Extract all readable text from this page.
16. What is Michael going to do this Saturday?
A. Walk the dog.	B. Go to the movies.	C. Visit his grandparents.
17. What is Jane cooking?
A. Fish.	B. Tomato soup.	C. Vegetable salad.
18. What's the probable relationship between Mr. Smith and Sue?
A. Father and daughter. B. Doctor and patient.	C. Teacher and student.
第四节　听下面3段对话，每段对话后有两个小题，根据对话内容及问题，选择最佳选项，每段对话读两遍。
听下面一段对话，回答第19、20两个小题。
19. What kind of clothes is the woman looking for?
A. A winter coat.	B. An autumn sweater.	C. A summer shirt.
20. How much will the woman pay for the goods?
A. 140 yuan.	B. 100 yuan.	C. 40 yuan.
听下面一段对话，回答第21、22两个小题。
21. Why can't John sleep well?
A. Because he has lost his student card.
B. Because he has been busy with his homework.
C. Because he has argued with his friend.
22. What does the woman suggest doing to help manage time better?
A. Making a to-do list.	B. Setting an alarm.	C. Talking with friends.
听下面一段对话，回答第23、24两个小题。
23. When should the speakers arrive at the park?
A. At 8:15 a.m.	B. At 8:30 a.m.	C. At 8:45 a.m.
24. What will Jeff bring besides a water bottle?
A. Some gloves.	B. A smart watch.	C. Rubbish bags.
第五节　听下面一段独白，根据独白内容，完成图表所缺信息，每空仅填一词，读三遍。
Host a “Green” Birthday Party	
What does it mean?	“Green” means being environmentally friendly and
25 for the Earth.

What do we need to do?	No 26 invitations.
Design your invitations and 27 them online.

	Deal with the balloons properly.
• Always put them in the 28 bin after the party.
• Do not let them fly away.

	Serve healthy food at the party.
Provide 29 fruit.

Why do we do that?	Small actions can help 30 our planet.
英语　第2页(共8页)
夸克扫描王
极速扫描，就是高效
__________
- Problem to work on -
Collect the complete line wherever the string "with" appears in the records.

- Exercise answer -
B. Because he has been busy with his homework.
C. Because he has argued with his friend.
A. Making a to-do list.	B. Setting an alarm.	C. Talking with friends.
	Deal with the balloons properly.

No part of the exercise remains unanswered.